Collected data entries =>
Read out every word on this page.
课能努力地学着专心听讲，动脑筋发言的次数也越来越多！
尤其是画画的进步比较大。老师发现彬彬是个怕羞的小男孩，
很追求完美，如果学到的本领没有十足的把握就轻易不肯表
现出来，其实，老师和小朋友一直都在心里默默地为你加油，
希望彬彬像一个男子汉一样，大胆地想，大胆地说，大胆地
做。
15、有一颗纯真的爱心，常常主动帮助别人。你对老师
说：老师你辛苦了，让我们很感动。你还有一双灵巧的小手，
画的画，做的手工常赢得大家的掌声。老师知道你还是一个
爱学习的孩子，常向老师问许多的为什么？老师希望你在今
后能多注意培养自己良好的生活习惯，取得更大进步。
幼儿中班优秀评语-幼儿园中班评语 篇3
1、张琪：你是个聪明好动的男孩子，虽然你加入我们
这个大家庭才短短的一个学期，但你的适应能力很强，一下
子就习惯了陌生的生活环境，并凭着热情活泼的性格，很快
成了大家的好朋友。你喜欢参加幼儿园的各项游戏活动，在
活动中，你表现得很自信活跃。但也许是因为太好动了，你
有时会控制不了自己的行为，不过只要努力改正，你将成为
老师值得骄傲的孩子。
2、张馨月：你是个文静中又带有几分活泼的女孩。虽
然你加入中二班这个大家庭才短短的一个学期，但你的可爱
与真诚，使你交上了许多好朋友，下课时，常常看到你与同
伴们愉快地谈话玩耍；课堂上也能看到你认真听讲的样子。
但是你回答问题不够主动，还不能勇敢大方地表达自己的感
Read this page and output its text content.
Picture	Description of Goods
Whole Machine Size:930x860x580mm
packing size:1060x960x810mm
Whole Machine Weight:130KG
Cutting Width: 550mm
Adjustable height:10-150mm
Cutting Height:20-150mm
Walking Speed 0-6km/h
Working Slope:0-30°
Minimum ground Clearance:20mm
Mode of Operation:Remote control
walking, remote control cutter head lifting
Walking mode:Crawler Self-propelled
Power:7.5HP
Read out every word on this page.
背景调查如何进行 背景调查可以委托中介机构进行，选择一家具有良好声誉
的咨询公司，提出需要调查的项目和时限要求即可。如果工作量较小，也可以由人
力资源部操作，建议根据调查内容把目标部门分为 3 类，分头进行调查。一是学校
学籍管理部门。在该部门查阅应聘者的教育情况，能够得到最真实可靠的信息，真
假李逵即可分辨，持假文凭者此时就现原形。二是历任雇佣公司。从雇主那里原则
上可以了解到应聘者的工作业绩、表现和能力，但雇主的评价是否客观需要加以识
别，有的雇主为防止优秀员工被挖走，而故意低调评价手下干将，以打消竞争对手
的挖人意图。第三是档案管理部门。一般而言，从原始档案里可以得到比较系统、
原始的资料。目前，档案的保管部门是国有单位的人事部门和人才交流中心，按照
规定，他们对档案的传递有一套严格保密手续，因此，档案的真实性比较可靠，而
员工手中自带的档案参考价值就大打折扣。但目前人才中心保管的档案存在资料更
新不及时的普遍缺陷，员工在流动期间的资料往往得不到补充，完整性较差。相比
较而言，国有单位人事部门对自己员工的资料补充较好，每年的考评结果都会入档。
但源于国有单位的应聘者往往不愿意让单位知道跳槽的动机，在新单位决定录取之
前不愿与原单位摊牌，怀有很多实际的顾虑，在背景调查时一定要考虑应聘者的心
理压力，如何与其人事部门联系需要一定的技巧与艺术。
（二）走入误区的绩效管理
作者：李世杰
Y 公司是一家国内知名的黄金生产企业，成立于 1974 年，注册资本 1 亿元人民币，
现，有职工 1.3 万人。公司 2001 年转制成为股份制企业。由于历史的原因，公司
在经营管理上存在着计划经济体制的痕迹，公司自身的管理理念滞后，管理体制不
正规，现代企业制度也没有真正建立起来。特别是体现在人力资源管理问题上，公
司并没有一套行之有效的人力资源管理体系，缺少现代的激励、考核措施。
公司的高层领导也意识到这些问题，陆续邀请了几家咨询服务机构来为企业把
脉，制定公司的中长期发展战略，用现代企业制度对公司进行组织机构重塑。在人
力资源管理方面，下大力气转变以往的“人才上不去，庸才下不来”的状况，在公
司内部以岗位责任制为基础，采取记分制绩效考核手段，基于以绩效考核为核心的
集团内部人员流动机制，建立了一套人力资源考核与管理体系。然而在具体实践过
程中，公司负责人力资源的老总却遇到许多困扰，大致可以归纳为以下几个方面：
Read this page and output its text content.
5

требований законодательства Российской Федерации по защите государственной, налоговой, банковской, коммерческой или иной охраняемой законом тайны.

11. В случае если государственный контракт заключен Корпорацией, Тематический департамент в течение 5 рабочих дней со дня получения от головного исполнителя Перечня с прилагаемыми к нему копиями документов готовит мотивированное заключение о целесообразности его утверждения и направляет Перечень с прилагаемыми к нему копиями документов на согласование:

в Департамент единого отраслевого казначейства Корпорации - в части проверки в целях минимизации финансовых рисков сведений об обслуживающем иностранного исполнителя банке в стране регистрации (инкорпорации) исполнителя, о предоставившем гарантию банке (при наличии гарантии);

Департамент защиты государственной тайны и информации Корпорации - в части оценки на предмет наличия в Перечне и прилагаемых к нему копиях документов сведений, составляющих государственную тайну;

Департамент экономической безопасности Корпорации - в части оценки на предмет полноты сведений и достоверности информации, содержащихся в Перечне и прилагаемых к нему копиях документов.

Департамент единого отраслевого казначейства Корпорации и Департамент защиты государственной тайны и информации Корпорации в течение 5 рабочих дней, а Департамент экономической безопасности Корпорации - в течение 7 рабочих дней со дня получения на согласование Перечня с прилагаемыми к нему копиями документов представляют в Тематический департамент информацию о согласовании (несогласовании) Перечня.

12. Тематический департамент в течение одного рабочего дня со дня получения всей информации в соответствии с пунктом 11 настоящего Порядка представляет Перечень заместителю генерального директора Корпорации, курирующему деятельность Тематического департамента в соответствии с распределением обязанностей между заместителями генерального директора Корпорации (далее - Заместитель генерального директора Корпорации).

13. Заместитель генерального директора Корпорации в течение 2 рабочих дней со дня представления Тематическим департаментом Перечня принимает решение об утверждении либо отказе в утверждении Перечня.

TASK INSTRUCTIONS => Restate the whole of the material exactly.

THE ANSWER =>
Read out every word on this page.
课能努力地学着专心听讲，动脑筋发言的次数也越来越多！
尤其是画画的进步比较大。老师发现彬彬是个怕羞的小男孩，
很追求完美，如果学到的本领没有十足的把握就轻易不肯表
现出来，其实，老师和小朋友一直都在心里默默地为你加油，
希望彬彬像一个男子汉一样，大胆地想，大胆地说，大胆地
做。
15、有一颗纯真的爱心，常常主动帮助别人。你对老师
说：老师你辛苦了，让我们很感动。你还有一双灵巧的小手，
画的画，做的手工常赢得大家的掌声。老师知道你还是一个
爱学习的孩子，常向老师问许多的为什么？老师希望你在今
后能多注意培养自己良好的生活习惯，取得更大进步。
幼儿中班优秀评语-幼儿园中班评语 篇3
1、张琪：你是个聪明好动的男孩子，虽然你加入我们
这个大家庭才短短的一个学期，但你的适应能力很强，一下
子就习惯了陌生的生活环境，并凭着热情活泼的性格，很快
成了大家的好朋友。你喜欢参加幼儿园的各项游戏活动，在
活动中，你表现得很自信活跃。但也许是因为太好动了，你
有时会控制不了自己的行为，不过只要努力改正，你将成为
老师值得骄傲的孩子。
2、张馨月：你是个文静中又带有几分活泼的女孩。虽
然你加入中二班这个大家庭才短短的一个学期，但你的可爱
与真诚，使你交上了许多好朋友，下课时，常常看到你与同
伴们愉快地谈话玩耍；课堂上也能看到你认真听讲的样子。
但是你回答问题不够主动，还不能勇敢大方地表达自己的感
Read this page and output its text content.
Picture	Description of Goods
Whole Machine Size:930x860x580mm
packing size:1060x960x810mm
Whole Machine Weight:130KG
Cutting Width: 550mm
Adjustable height:10-150mm
Cutting Height:20-150mm
Walking Speed 0-6km/h
Working Slope:0-30°
Minimum ground Clearance:20mm
Mode of Operation:Remote control
walking, remote control cutter head lifting
Walking mode:Crawler Self-propelled
Power:7.5HP
Read out every word on this page.
背景调查如何进行 背景调查可以委托中介机构进行，选择一家具有良好声誉
的咨询公司，提出需要调查的项目和时限要求即可。如果工作量较小，也可以由人
力资源部操作，建议根据调查内容把目标部门分为 3 类，分头进行调查。一是学校
学籍管理部门。在该部门查阅应聘者的教育情况，能够得到最真实可靠的信息，真
假李逵即可分辨，持假文凭者此时就现原形。二是历任雇佣公司。从雇主那里原则
上可以了解到应聘者的工作业绩、表现和能力，但雇主的评价是否客观需要加以识
别，有的雇主为防止优秀员工被挖走，而故意低调评价手下干将，以打消竞争对手
的挖人意图。第三是档案管理部门。一般而言，从原始档案里可以得到比较系统、
原始的资料。目前，档案的保管部门是国有单位的人事部门和人才交流中心，按照
规定，他们对档案的传递有一套严格保密手续，因此，档案的真实性比较可靠，而
员工手中自带的档案参考价值就大打折扣。但目前人才中心保管的档案存在资料更
新不及时的普遍缺陷，员工在流动期间的资料往往得不到补充，完整性较差。相比
较而言，国有单位人事部门对自己员工的资料补充较好，每年的考评结果都会入档。
但源于国有单位的应聘者往往不愿意让单位知道跳槽的动机，在新单位决定录取之
前不愿与原单位摊牌，怀有很多实际的顾虑，在背景调查时一定要考虑应聘者的心
理压力，如何与其人事部门联系需要一定的技巧与艺术。
（二）走入误区的绩效管理
作者：李世杰
Y 公司是一家国内知名的黄金生产企业，成立于 1974 年，注册资本 1 亿元人民币，
现，有职工 1.3 万人。公司 2001 年转制成为股份制企业。由于历史的原因，公司
在经营管理上存在着计划经济体制的痕迹，公司自身的管理理念滞后，管理体制不
正规，现代企业制度也没有真正建立起来。特别是体现在人力资源管理问题上，公
司并没有一套行之有效的人力资源管理体系，缺少现代的激励、考核措施。
公司的高层领导也意识到这些问题，陆续邀请了几家咨询服务机构来为企业把
脉，制定公司的中长期发展战略，用现代企业制度对公司进行组织机构重塑。在人
力资源管理方面，下大力气转变以往的“人才上不去，庸才下不来”的状况，在公
司内部以岗位责任制为基础，采取记分制绩效考核手段，基于以绩效考核为核心的
集团内部人员流动机制，建立了一套人力资源考核与管理体系。然而在具体实践过
程中，公司负责人力资源的老总却遇到许多困扰，大致可以归纳为以下几个方面：
Read this page and output its text content.
5

требований законодательства Российской Федерации по защите государственной, налоговой, банковской, коммерческой или иной охраняемой законом тайны.

11. В случае если государственный контракт заключен Корпорацией, Тематический департамент в течение 5 рабочих дней со дня получения от головного исполнителя Перечня с прилагаемыми к нему копиями документов готовит мотивированное заключение о целесообразности его утверждения и направляет Перечень с прилагаемыми к нему копиями документов на согласование:

в Департамент единого отраслевого казначейства Корпорации - в части проверки в целях минимизации финансовых рисков сведений об обслуживающем иностранного исполнителя банке в стране регистрации (инкорпорации) исполнителя, о предоставившем гарантию банке (при наличии гарантии);

Департамент защиты государственной тайны и информации Корпорации - в части оценки на предмет наличия в Перечне и прилагаемых к нему копиях документов сведений, составляющих государственную тайну;

Департамент экономической безопасности Корпорации - в части оценки на предмет полноты сведений и достоверности информации, содержащихся в Перечне и прилагаемых к нему копиях документов.

Департамент единого отраслевого казначейства Корпорации и Департамент защиты государственной тайны и информации Корпорации в течение 5 рабочих дней, а Департамент экономической безопасности Корпорации - в течение 7 рабочих дней со дня получения на согласование Перечня с прилагаемыми к нему копиями документов представляют в Тематический департамент информацию о согласовании (несогласовании) Перечня.

12. Тематический департамент в течение одного рабочего дня со дня получения всей информации в соответствии с пунктом 11 настоящего Порядка представляет Перечень заместителю генерального директора Корпорации, курирующему деятельность Тематического департамента в соответствии с распределением обязанностей между заместителями генерального директора Корпорации (далее - Заместитель генерального директора Корпорации).

13. Заместитель генерального директора Корпорации в течение 2 рабочих дней со дня представления Тематическим департаментом Перечня принимает решение об утверждении либо отказе в утверждении Перечня.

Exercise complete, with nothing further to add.